== Directions ==
Gather, from the data below, each line in which the word "till" occurs.

═══ The records ═══

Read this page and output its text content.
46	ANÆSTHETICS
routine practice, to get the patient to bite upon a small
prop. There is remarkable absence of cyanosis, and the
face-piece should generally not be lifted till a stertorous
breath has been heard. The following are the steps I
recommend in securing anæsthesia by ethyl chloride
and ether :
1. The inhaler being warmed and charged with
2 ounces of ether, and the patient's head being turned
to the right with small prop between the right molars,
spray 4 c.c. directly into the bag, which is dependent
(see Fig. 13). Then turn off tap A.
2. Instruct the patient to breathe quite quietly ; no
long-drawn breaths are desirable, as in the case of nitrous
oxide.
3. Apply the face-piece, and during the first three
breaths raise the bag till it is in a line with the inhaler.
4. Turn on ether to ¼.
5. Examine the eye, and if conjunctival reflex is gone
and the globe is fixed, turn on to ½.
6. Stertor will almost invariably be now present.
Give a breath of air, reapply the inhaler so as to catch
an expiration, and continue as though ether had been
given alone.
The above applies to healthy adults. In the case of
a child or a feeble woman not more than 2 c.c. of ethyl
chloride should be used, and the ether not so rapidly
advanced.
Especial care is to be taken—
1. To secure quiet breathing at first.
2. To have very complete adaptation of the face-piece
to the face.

═══

== Correct output ==
face-piece should generally not be lifted till a stertorous
breaths raise the bag till it is in a line with the inhaler.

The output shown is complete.